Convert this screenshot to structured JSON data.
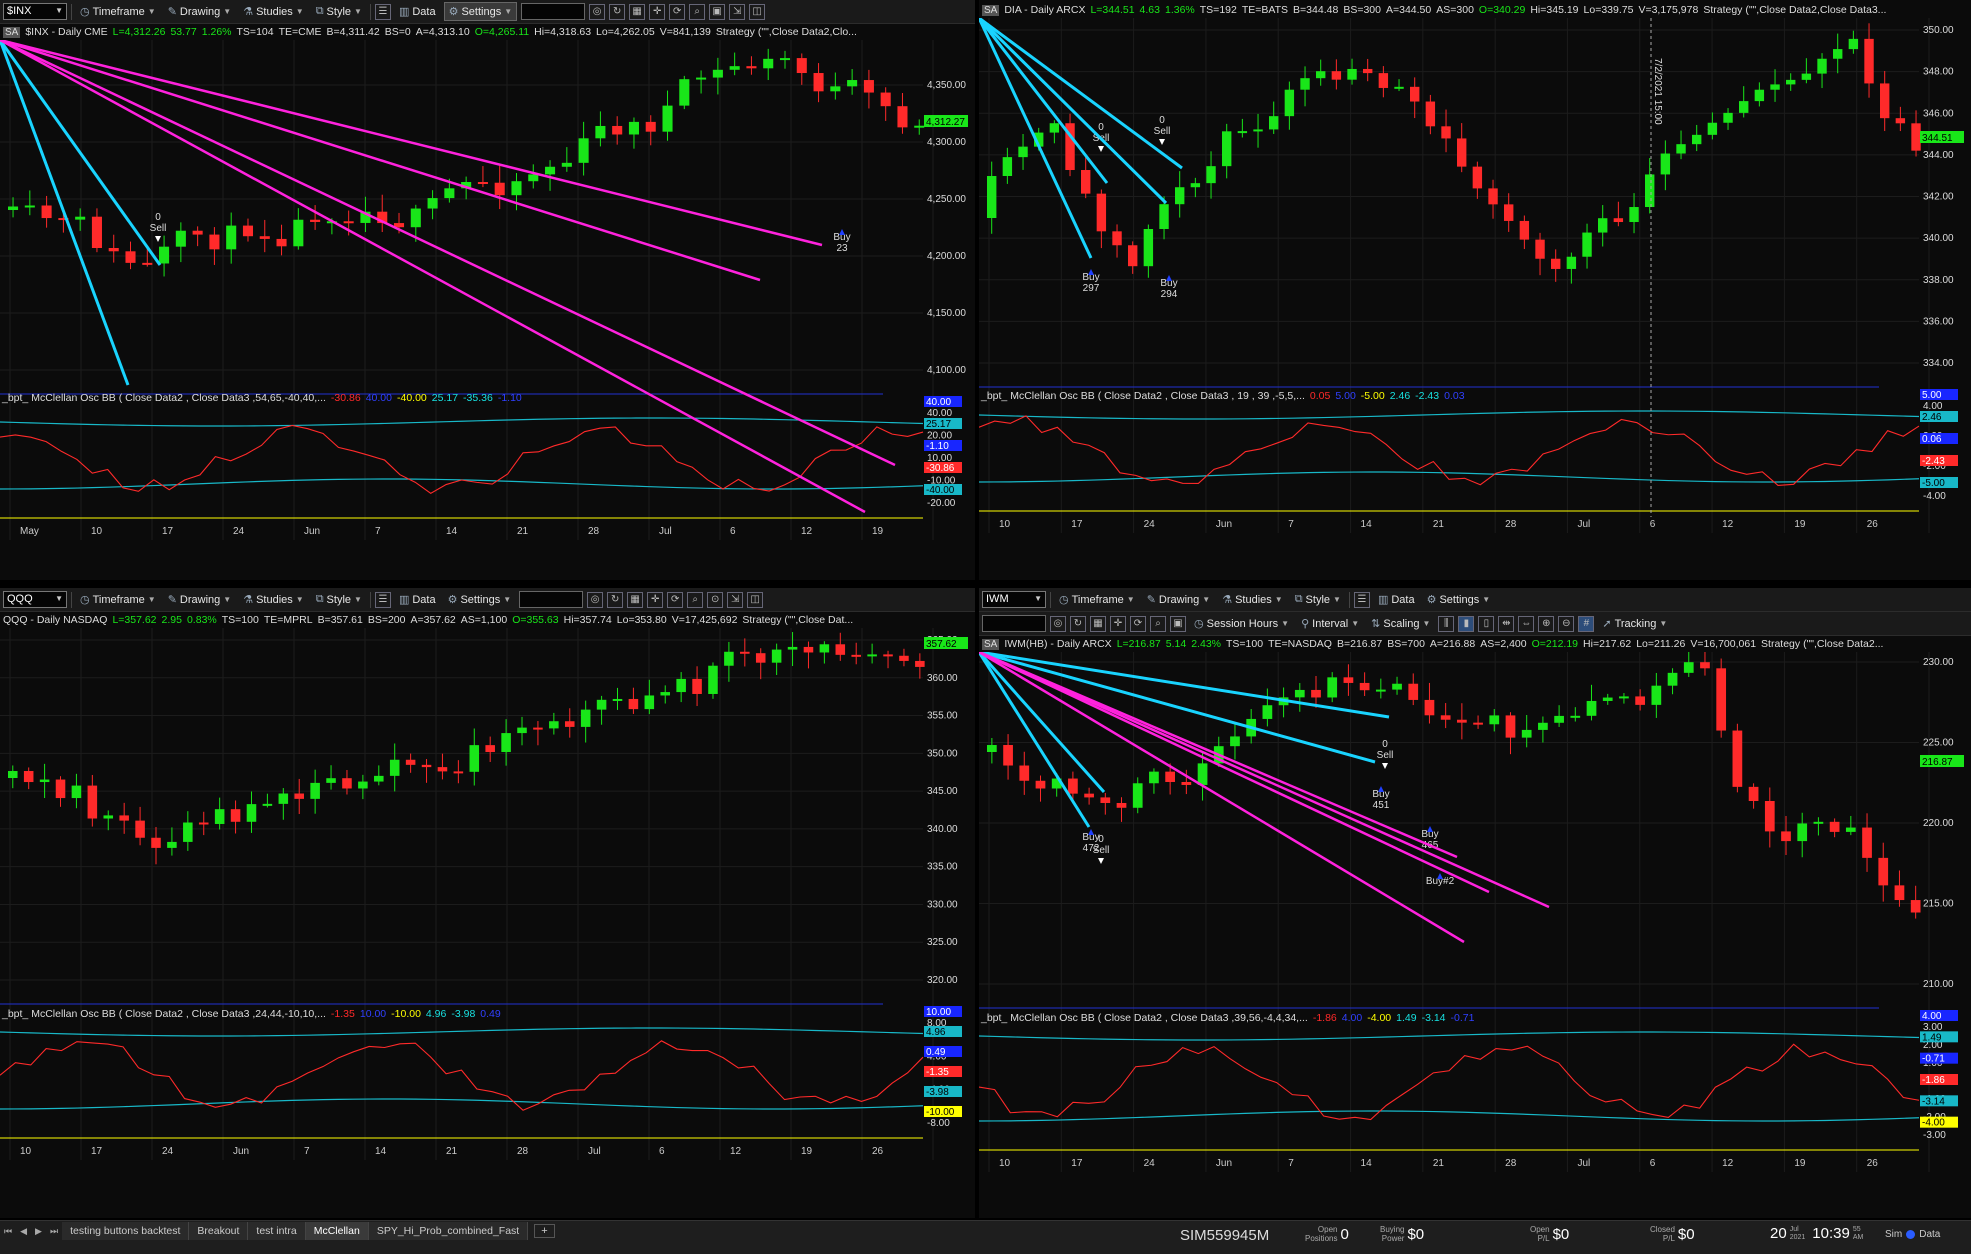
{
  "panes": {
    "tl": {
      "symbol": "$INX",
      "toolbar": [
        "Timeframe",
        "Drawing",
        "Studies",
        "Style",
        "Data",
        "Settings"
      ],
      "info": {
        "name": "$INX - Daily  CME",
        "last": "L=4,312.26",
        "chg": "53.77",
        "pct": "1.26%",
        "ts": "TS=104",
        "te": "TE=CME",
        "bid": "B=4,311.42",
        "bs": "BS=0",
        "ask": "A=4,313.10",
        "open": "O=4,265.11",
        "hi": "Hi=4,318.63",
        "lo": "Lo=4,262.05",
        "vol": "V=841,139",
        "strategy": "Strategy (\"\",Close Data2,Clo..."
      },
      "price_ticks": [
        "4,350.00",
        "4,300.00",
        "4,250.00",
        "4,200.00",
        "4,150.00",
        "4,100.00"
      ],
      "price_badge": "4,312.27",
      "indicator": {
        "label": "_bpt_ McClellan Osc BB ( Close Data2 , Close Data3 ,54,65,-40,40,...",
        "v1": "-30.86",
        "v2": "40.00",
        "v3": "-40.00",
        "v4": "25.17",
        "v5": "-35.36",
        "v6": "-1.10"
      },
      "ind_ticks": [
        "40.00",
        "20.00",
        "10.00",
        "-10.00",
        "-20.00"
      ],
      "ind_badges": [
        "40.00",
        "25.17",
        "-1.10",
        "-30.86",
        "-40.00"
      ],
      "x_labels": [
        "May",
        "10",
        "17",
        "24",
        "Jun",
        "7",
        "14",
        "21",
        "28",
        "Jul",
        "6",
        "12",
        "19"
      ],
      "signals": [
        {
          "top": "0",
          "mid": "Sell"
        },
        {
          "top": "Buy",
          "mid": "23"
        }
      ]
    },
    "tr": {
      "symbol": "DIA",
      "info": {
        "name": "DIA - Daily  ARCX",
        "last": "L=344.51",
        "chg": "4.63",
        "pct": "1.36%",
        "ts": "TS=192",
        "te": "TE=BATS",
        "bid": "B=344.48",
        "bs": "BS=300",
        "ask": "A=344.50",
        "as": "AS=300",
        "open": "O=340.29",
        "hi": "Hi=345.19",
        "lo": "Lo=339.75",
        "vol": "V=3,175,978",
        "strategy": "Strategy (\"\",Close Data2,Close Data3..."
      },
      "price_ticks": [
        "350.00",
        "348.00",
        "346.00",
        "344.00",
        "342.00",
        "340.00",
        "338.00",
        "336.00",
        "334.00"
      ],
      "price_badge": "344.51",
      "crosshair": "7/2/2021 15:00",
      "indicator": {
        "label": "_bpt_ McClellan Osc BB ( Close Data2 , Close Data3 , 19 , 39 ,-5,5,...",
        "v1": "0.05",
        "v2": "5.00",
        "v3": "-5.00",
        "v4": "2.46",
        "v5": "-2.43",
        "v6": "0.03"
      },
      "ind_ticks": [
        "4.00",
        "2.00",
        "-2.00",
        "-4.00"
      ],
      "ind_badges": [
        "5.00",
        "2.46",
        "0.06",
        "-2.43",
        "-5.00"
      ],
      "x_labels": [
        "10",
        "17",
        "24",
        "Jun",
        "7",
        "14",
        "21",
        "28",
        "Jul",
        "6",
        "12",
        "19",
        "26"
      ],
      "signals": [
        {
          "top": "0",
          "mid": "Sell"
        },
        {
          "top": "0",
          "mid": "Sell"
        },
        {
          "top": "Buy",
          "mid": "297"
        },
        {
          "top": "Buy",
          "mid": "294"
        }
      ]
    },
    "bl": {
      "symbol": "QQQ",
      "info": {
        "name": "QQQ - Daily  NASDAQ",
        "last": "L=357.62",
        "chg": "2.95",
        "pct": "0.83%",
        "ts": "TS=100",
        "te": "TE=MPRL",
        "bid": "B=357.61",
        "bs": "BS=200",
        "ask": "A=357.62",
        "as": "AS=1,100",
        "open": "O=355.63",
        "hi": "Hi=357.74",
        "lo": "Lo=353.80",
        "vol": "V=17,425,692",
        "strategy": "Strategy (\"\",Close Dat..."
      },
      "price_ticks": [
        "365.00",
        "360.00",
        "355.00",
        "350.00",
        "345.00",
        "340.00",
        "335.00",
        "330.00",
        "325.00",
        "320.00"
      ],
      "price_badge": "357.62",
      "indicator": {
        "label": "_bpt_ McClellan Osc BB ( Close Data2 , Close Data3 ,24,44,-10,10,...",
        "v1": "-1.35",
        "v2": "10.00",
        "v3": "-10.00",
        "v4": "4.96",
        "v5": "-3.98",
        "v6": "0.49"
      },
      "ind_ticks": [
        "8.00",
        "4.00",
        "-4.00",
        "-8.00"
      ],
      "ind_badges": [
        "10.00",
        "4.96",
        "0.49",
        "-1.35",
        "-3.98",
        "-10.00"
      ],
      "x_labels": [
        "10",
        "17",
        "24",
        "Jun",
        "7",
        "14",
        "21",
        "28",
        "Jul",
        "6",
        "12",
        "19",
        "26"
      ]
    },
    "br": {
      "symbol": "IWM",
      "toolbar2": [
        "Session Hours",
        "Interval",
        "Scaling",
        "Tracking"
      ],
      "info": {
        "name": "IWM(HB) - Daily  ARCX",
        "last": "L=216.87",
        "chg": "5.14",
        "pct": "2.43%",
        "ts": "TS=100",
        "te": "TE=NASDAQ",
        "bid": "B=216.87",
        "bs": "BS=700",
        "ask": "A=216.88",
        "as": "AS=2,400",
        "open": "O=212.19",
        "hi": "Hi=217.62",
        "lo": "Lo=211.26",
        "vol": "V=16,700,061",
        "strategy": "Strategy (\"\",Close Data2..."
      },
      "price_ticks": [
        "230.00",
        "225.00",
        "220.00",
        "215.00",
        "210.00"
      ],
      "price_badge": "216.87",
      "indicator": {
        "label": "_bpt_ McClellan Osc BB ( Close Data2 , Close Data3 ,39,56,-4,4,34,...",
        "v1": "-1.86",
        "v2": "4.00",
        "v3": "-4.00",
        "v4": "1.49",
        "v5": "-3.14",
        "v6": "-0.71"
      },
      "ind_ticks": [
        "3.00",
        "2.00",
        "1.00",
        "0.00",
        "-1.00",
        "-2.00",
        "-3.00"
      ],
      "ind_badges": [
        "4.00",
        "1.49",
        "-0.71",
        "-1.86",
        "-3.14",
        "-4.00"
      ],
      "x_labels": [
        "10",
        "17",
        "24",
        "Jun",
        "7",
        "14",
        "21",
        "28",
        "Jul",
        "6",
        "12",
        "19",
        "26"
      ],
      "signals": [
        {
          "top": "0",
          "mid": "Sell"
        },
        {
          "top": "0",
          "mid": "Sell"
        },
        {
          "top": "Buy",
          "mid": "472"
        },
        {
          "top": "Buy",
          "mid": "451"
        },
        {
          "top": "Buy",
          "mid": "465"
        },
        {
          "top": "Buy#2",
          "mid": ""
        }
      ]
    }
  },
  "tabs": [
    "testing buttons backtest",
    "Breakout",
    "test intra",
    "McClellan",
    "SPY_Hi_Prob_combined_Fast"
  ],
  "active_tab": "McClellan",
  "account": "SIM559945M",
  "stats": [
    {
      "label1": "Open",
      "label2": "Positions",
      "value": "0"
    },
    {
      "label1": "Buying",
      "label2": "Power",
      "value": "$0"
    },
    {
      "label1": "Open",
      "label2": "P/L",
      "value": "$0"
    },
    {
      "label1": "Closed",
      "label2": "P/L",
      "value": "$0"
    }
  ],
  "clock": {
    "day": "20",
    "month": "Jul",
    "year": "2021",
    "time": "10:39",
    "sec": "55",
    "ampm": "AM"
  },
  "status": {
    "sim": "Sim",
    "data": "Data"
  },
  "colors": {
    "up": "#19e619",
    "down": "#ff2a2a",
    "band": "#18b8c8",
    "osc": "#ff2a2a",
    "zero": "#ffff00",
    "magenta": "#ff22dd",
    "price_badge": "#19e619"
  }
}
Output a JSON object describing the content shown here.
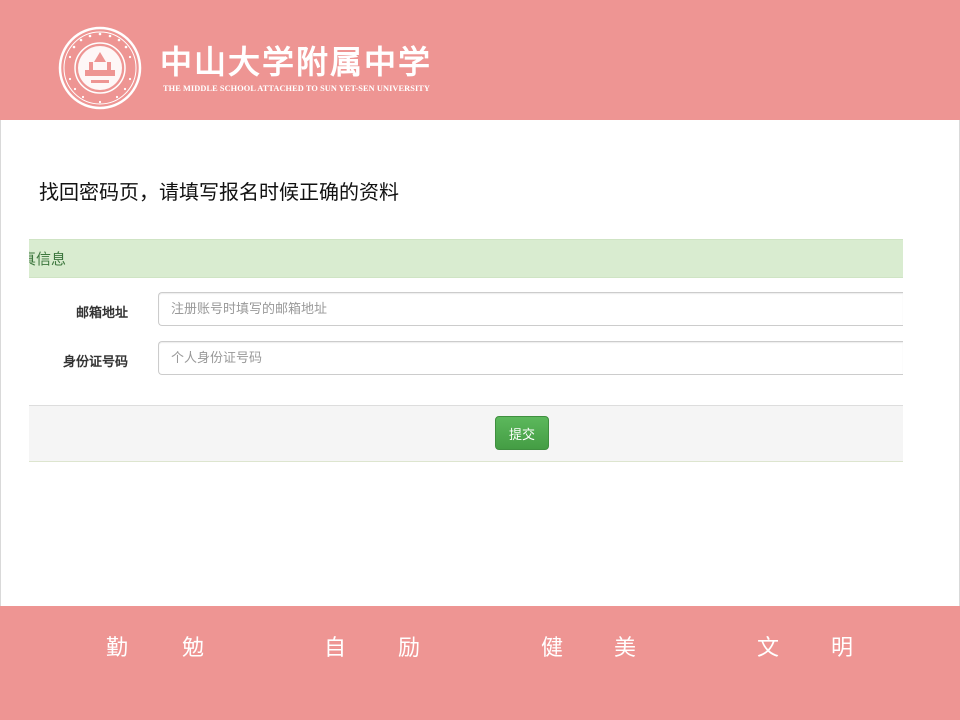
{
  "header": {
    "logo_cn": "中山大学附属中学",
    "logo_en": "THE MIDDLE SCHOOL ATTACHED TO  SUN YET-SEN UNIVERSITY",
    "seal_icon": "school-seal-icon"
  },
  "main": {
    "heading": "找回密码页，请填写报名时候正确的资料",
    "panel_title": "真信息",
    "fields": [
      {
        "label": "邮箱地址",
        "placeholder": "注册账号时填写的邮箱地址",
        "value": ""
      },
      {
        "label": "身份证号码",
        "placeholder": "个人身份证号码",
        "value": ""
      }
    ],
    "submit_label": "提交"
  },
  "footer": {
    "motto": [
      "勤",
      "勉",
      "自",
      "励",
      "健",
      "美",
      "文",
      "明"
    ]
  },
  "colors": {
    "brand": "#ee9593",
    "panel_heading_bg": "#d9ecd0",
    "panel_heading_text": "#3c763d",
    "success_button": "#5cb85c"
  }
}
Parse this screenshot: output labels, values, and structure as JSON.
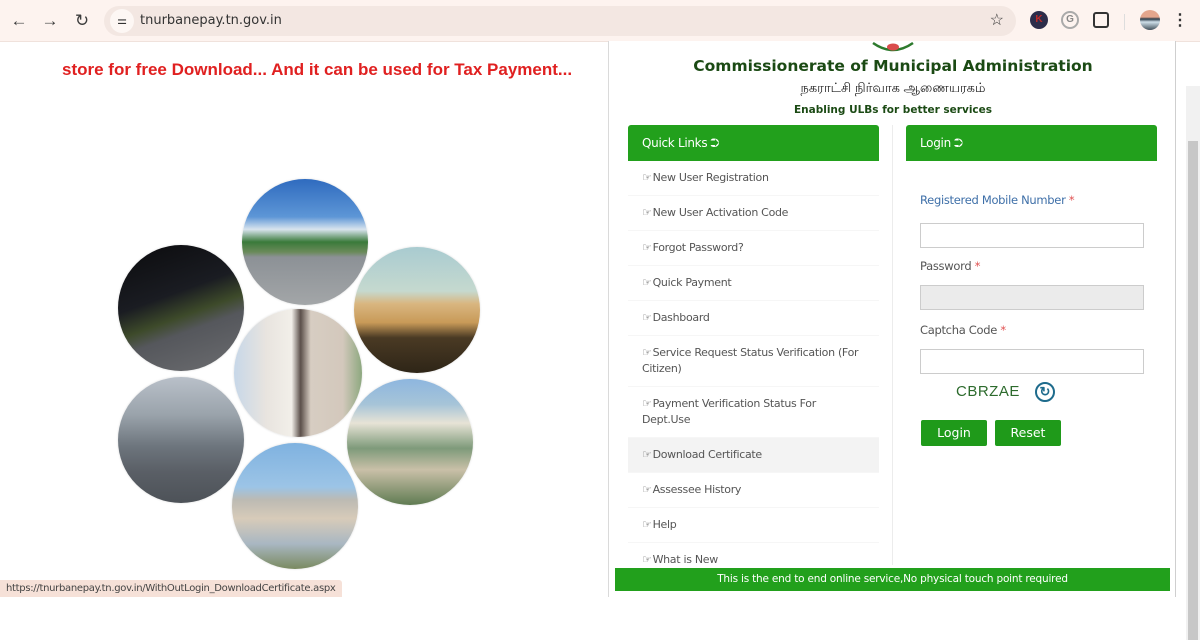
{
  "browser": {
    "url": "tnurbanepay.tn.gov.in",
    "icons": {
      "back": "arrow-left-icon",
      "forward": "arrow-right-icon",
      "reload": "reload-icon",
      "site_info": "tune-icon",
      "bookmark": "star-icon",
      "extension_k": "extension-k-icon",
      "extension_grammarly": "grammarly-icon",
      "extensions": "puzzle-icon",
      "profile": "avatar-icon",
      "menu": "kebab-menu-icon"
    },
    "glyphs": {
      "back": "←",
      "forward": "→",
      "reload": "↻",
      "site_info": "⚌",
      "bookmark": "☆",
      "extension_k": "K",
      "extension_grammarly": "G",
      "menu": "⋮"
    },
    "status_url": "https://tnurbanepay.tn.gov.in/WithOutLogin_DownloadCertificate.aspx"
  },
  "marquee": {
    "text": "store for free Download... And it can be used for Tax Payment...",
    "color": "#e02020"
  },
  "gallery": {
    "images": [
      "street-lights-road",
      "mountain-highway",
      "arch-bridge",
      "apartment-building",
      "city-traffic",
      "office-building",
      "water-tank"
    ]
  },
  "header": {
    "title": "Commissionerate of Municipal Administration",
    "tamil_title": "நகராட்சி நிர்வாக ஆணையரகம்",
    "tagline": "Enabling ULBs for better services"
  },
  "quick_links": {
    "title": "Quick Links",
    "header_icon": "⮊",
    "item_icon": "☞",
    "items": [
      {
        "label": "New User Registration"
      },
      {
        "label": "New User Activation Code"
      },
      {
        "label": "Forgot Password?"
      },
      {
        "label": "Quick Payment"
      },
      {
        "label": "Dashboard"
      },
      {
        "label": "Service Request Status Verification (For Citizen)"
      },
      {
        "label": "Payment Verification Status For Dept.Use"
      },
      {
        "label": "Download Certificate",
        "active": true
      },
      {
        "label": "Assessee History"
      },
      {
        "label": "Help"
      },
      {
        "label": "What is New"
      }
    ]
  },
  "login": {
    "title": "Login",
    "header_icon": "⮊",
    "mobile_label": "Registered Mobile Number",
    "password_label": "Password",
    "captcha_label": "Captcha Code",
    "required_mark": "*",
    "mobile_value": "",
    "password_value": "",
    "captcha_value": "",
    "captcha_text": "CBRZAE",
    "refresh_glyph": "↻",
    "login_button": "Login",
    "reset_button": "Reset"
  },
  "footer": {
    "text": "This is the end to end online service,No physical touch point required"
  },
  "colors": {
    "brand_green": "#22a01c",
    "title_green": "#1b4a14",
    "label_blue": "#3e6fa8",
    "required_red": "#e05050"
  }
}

EXERCISE TASK:
Copy out every line that includes the word "McClellan".

REPLY:
        "label": "_bpt_ McClellan Osc BB ( Close Data2 , Close Data3 ,54,65,-40,40,...",
        "label": "_bpt_ McClellan Osc BB ( Close Data2 , Close Data3 , 19 , 39 ,-5,5,...",
        "label": "_bpt_ McClellan Osc BB ( Close Data2 , Close Data3 ,24,44,-10,10,...",
        "label": "_bpt_ McClellan Osc BB ( Close Data2 , Close Data3 ,39,56,-4,4,34,...",
    "McClellan",
  "active_tab": "McClellan",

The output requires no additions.